◆ TO DO: Please restate the following records word for word.

-- Start DATASET ROWS --

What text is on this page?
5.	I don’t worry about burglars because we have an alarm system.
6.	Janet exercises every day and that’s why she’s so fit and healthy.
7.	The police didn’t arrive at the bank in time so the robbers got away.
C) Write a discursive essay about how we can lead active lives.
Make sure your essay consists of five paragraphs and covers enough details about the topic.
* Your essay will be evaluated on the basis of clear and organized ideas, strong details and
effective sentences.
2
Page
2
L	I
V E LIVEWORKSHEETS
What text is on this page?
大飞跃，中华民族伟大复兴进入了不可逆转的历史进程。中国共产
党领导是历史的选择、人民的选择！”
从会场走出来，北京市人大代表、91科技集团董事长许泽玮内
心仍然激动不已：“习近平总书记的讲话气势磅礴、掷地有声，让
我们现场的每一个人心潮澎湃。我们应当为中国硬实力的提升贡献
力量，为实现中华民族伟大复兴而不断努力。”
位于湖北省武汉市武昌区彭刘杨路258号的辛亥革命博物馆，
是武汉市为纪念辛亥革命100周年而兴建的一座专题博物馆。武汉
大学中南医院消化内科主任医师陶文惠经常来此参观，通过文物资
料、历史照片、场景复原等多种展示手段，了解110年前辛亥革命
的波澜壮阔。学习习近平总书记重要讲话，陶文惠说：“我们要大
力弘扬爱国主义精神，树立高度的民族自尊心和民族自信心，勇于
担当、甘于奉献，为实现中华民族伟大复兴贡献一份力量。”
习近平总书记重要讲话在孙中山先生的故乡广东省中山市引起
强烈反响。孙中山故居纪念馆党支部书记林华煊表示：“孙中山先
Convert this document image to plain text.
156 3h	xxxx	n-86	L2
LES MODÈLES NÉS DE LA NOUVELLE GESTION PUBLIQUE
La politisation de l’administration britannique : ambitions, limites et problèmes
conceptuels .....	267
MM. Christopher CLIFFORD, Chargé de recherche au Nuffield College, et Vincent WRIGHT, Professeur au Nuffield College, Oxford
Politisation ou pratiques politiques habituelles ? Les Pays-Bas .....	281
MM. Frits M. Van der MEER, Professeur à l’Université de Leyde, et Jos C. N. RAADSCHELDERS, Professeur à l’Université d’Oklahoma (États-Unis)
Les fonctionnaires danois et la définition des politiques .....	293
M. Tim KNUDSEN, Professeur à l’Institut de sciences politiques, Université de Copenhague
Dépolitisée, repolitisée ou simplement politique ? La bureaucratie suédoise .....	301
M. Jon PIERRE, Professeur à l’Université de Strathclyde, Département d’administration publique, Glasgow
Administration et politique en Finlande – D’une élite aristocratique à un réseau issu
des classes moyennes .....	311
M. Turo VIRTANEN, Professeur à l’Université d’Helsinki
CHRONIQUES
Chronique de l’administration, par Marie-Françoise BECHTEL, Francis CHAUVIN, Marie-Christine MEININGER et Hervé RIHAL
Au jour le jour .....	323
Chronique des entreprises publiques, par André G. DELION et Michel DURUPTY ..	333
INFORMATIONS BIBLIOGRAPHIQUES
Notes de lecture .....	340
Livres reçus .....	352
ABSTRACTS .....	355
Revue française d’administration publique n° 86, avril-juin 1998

-- End DATASET ROWS --

◆ ANSWER TO THE EXERCISE:
What text is on this page?
5.	I don’t worry about burglars because we have an alarm system.
6.	Janet exercises every day and that’s why she’s so fit and healthy.
7.	The police didn’t arrive at the bank in time so the robbers got away.
C) Write a discursive essay about how we can lead active lives.
Make sure your essay consists of five paragraphs and covers enough details about the topic.
* Your essay will be evaluated on the basis of clear and organized ideas, strong details and
effective sentences.
2
Page
2
L	I
V E LIVEWORKSHEETS
What text is on this page?
大飞跃，中华民族伟大复兴进入了不可逆转的历史进程。中国共产
党领导是历史的选择、人民的选择！”
从会场走出来，北京市人大代表、91科技集团董事长许泽玮内
心仍然激动不已：“习近平总书记的讲话气势磅礴、掷地有声，让
我们现场的每一个人心潮澎湃。我们应当为中国硬实力的提升贡献
力量，为实现中华民族伟大复兴而不断努力。”
位于湖北省武汉市武昌区彭刘杨路258号的辛亥革命博物馆，
是武汉市为纪念辛亥革命100周年而兴建的一座专题博物馆。武汉
大学中南医院消化内科主任医师陶文惠经常来此参观，通过文物资
料、历史照片、场景复原等多种展示手段，了解110年前辛亥革命
的波澜壮阔。学习习近平总书记重要讲话，陶文惠说：“我们要大
力弘扬爱国主义精神，树立高度的民族自尊心和民族自信心，勇于
担当、甘于奉献，为实现中华民族伟大复兴贡献一份力量。”
习近平总书记重要讲话在孙中山先生的故乡广东省中山市引起
强烈反响。孙中山故居纪念馆党支部书记林华煊表示：“孙中山先
Convert this document image to plain text.
156 3h	xxxx	n-86	L2
LES MODÈLES NÉS DE LA NOUVELLE GESTION PUBLIQUE
La politisation de l’administration britannique : ambitions, limites et problèmes
conceptuels .....	267
MM. Christopher CLIFFORD, Chargé de recherche au Nuffield College, et Vincent WRIGHT, Professeur au Nuffield College, Oxford
Politisation ou pratiques politiques habituelles ? Les Pays-Bas .....	281
MM. Frits M. Van der MEER, Professeur à l’Université de Leyde, et Jos C. N. RAADSCHELDERS, Professeur à l’Université d’Oklahoma (États-Unis)
Les fonctionnaires danois et la définition des politiques .....	293
M. Tim KNUDSEN, Professeur à l’Institut de sciences politiques, Université de Copenhague
Dépolitisée, repolitisée ou simplement politique ? La bureaucratie suédoise .....	301
M. Jon PIERRE, Professeur à l’Université de Strathclyde, Département d’administration publique, Glasgow
Administration et politique en Finlande – D’une élite aristocratique à un réseau issu
des classes moyennes .....	311
M. Turo VIRTANEN, Professeur à l’Université d’Helsinki
CHRONIQUES
Chronique de l’administration, par Marie-Françoise BECHTEL, Francis CHAUVIN, Marie-Christine MEININGER et Hervé RIHAL
Au jour le jour .....	323
Chronique des entreprises publiques, par André G. DELION et Michel DURUPTY ..	333
INFORMATIONS BIBLIOGRAPHIQUES
Notes de lecture .....	340
Livres reçus .....	352
ABSTRACTS .....	355
Revue française d’administration publique n° 86, avril-juin 1998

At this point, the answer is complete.